- **CHALLENGE**
Leave out the pictures and transcribe the rest of the records exactly.

— Start SOURCE RECORDS —

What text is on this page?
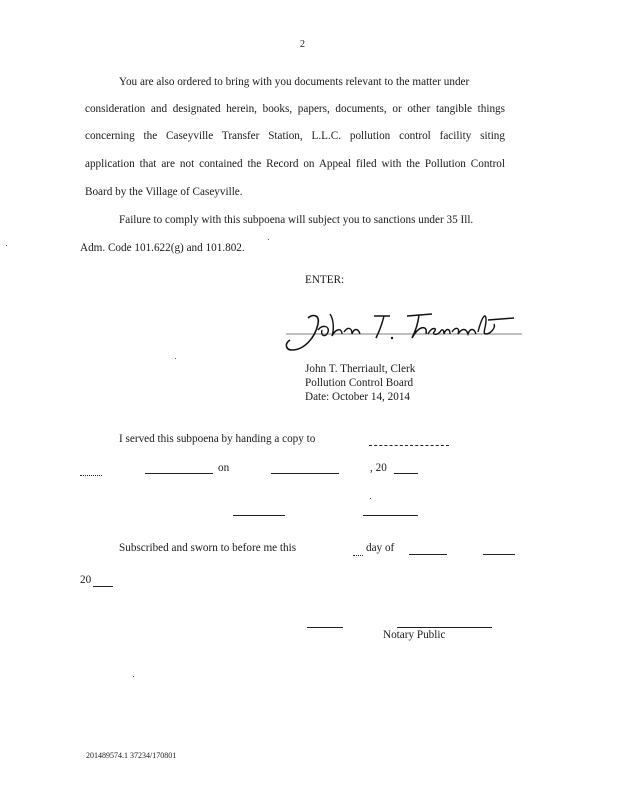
2
You are also ordered to bring with you documents relevant to the matter under
consideration and designated herein, books, papers, documents, or other tangible things
concerning the Caseyville Transfer Station, L.L.C. pollution control facility siting
application that are not contained the Record on Appeal filed with the Pollution Control
Board by the Village of Caseyville.
Failure to comply with this subpoena will subject you to sanctions under 35 Ill.
Adm. Code 101.622(g) and 101.802.
ENTER:
John T. Therriault, Clerk
Pollution Control Board
Date: October 14, 2014
I served this subpoena by handing a copy to
on	, 20
Subscribed and sworn to before me this	day of
20
Notary Public
201489574.1 37234/170801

— End SOURCE RECORDS —

- **RIGHT ANSWER**
What text is on this page?
2
You are also ordered to bring with you documents relevant to the matter under
consideration and designated herein, books, papers, documents, or other tangible things
concerning the Caseyville Transfer Station, L.L.C. pollution control facility siting
application that are not contained the Record on Appeal filed with the Pollution Control
Board by the Village of Caseyville.
Failure to comply with this subpoena will subject you to sanctions under 35 Ill.
Adm. Code 101.622(g) and 101.802.
ENTER:
John T. Therriault, Clerk
Pollution Control Board
Date: October 14, 2014
I served this subpoena by handing a copy to
on	, 20
Subscribed and sworn to before me this	day of
20
Notary Public
201489574.1 37234/170801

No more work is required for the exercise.